Entries taken from a collection:
┏━━

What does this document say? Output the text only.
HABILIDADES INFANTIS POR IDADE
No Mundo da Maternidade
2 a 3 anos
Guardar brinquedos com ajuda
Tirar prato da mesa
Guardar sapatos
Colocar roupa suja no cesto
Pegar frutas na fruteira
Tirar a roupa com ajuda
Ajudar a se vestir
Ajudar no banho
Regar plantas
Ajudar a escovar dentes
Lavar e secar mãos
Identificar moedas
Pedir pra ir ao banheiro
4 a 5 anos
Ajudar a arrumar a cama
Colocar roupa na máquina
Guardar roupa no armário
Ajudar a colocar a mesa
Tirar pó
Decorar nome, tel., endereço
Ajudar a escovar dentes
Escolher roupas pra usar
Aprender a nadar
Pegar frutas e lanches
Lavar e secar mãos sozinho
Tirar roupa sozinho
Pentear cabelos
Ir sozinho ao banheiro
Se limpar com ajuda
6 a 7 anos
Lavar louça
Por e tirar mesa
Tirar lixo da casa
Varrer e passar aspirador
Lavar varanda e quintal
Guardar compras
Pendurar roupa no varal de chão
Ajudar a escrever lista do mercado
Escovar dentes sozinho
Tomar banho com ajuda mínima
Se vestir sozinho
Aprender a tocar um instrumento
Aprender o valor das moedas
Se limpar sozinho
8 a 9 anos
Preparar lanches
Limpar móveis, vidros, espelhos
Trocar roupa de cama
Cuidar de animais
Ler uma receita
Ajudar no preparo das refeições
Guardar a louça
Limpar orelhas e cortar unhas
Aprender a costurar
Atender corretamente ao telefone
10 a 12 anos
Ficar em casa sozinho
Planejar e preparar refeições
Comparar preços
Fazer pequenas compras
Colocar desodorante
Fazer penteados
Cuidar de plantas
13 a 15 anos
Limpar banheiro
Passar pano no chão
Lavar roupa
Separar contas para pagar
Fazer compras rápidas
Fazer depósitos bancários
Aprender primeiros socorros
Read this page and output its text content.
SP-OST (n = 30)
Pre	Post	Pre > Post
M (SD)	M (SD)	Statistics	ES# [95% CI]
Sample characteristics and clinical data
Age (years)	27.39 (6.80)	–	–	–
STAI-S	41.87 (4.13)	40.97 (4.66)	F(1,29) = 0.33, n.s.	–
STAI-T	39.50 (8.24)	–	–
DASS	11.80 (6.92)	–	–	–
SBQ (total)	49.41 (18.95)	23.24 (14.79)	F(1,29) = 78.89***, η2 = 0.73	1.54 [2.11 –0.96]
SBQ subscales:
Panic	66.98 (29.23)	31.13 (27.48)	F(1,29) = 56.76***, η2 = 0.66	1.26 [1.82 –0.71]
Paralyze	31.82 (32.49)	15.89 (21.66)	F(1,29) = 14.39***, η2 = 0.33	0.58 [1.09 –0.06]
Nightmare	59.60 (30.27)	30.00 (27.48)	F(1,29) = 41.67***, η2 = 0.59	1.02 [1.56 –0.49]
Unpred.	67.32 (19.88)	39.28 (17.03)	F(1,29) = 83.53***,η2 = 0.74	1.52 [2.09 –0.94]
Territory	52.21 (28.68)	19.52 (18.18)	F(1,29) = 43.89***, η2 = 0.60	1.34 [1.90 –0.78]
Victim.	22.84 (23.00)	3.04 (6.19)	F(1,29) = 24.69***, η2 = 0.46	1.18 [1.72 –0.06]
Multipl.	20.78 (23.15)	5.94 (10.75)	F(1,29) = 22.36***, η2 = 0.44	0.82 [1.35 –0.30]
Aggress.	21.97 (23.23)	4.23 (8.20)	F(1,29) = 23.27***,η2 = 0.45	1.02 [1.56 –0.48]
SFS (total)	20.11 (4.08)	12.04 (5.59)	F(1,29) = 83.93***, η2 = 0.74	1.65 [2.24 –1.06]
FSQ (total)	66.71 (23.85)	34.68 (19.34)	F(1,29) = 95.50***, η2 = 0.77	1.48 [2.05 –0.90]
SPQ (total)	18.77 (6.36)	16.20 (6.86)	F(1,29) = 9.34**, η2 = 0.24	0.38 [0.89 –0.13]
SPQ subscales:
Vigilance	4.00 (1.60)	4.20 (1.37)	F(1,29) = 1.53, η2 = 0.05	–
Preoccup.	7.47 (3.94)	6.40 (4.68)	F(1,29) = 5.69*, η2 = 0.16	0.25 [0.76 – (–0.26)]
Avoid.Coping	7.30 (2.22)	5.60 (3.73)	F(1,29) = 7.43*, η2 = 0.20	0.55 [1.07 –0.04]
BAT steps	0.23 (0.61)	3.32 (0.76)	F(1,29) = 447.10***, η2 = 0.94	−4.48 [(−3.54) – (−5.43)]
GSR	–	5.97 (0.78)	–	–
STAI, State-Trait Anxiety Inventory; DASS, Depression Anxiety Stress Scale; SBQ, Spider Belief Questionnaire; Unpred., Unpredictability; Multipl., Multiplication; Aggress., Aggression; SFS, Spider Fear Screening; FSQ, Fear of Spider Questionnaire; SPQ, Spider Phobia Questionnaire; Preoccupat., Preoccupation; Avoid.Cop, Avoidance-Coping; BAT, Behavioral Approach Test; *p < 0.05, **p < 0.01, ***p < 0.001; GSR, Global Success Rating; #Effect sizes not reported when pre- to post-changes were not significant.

┗━━

- _Directions for this task_: Write out the material from the first line to the last, exactly.

- _Output of the exercise_:
What does this document say? Output the text only.
HABILIDADES INFANTIS POR IDADE
No Mundo da Maternidade
2 a 3 anos
Guardar brinquedos com ajuda
Tirar prato da mesa
Guardar sapatos
Colocar roupa suja no cesto
Pegar frutas na fruteira
Tirar a roupa com ajuda
Ajudar a se vestir
Ajudar no banho
Regar plantas
Ajudar a escovar dentes
Lavar e secar mãos
Identificar moedas
Pedir pra ir ao banheiro
4 a 5 anos
Ajudar a arrumar a cama
Colocar roupa na máquina
Guardar roupa no armário
Ajudar a colocar a mesa
Tirar pó
Decorar nome, tel., endereço
Ajudar a escovar dentes
Escolher roupas pra usar
Aprender a nadar
Pegar frutas e lanches
Lavar e secar mãos sozinho
Tirar roupa sozinho
Pentear cabelos
Ir sozinho ao banheiro
Se limpar com ajuda
6 a 7 anos
Lavar louça
Por e tirar mesa
Tirar lixo da casa
Varrer e passar aspirador
Lavar varanda e quintal
Guardar compras
Pendurar roupa no varal de chão
Ajudar a escrever lista do mercado
Escovar dentes sozinho
Tomar banho com ajuda mínima
Se vestir sozinho
Aprender a tocar um instrumento
Aprender o valor das moedas
Se limpar sozinho
8 a 9 anos
Preparar lanches
Limpar móveis, vidros, espelhos
Trocar roupa de cama
Cuidar de animais
Ler uma receita
Ajudar no preparo das refeições
Guardar a louça
Limpar orelhas e cortar unhas
Aprender a costurar
Atender corretamente ao telefone
10 a 12 anos
Ficar em casa sozinho
Planejar e preparar refeições
Comparar preços
Fazer pequenas compras
Colocar desodorante
Fazer penteados
Cuidar de plantas
13 a 15 anos
Limpar banheiro
Passar pano no chão
Lavar roupa
Separar contas para pagar
Fazer compras rápidas
Fazer depósitos bancários
Aprender primeiros socorros
Read this page and output its text content.
SP-OST (n = 30)
Pre	Post	Pre > Post
M (SD)	M (SD)	Statistics	ES# [95% CI]
Sample characteristics and clinical data
Age (years)	27.39 (6.80)	–	–	–
STAI-S	41.87 (4.13)	40.97 (4.66)	F(1,29) = 0.33, n.s.	–
STAI-T	39.50 (8.24)	–	–
DASS	11.80 (6.92)	–	–	–
SBQ (total)	49.41 (18.95)	23.24 (14.79)	F(1,29) = 78.89***, η2 = 0.73	1.54 [2.11 –0.96]
SBQ subscales:
Panic	66.98 (29.23)	31.13 (27.48)	F(1,29) = 56.76***, η2 = 0.66	1.26 [1.82 –0.71]
Paralyze	31.82 (32.49)	15.89 (21.66)	F(1,29) = 14.39***, η2 = 0.33	0.58 [1.09 –0.06]
Nightmare	59.60 (30.27)	30.00 (27.48)	F(1,29) = 41.67***, η2 = 0.59	1.02 [1.56 –0.49]
Unpred.	67.32 (19.88)	39.28 (17.03)	F(1,29) = 83.53***,η2 = 0.74	1.52 [2.09 –0.94]
Territory	52.21 (28.68)	19.52 (18.18)	F(1,29) = 43.89***, η2 = 0.60	1.34 [1.90 –0.78]
Victim.	22.84 (23.00)	3.04 (6.19)	F(1,29) = 24.69***, η2 = 0.46	1.18 [1.72 –0.06]
Multipl.	20.78 (23.15)	5.94 (10.75)	F(1,29) = 22.36***, η2 = 0.44	0.82 [1.35 –0.30]
Aggress.	21.97 (23.23)	4.23 (8.20)	F(1,29) = 23.27***,η2 = 0.45	1.02 [1.56 –0.48]
SFS (total)	20.11 (4.08)	12.04 (5.59)	F(1,29) = 83.93***, η2 = 0.74	1.65 [2.24 –1.06]
FSQ (total)	66.71 (23.85)	34.68 (19.34)	F(1,29) = 95.50***, η2 = 0.77	1.48 [2.05 –0.90]
SPQ (total)	18.77 (6.36)	16.20 (6.86)	F(1,29) = 9.34**, η2 = 0.24	0.38 [0.89 –0.13]
SPQ subscales:
Vigilance	4.00 (1.60)	4.20 (1.37)	F(1,29) = 1.53, η2 = 0.05	–
Preoccup.	7.47 (3.94)	6.40 (4.68)	F(1,29) = 5.69*, η2 = 0.16	0.25 [0.76 – (–0.26)]
Avoid.Coping	7.30 (2.22)	5.60 (3.73)	F(1,29) = 7.43*, η2 = 0.20	0.55 [1.07 –0.04]
BAT steps	0.23 (0.61)	3.32 (0.76)	F(1,29) = 447.10***, η2 = 0.94	−4.48 [(−3.54) – (−5.43)]
GSR	–	5.97 (0.78)	–	–
STAI, State-Trait Anxiety Inventory; DASS, Depression Anxiety Stress Scale; SBQ, Spider Belief Questionnaire; Unpred., Unpredictability; Multipl., Multiplication; Aggress., Aggression; SFS, Spider Fear Screening; FSQ, Fear of Spider Questionnaire; SPQ, Spider Phobia Questionnaire; Preoccupat., Preoccupation; Avoid.Cop, Avoidance-Coping; BAT, Behavioral Approach Test; *p < 0.05, **p < 0.01, ***p < 0.001; GSR, Global Success Rating; #Effect sizes not reported when pre- to post-changes were not significant.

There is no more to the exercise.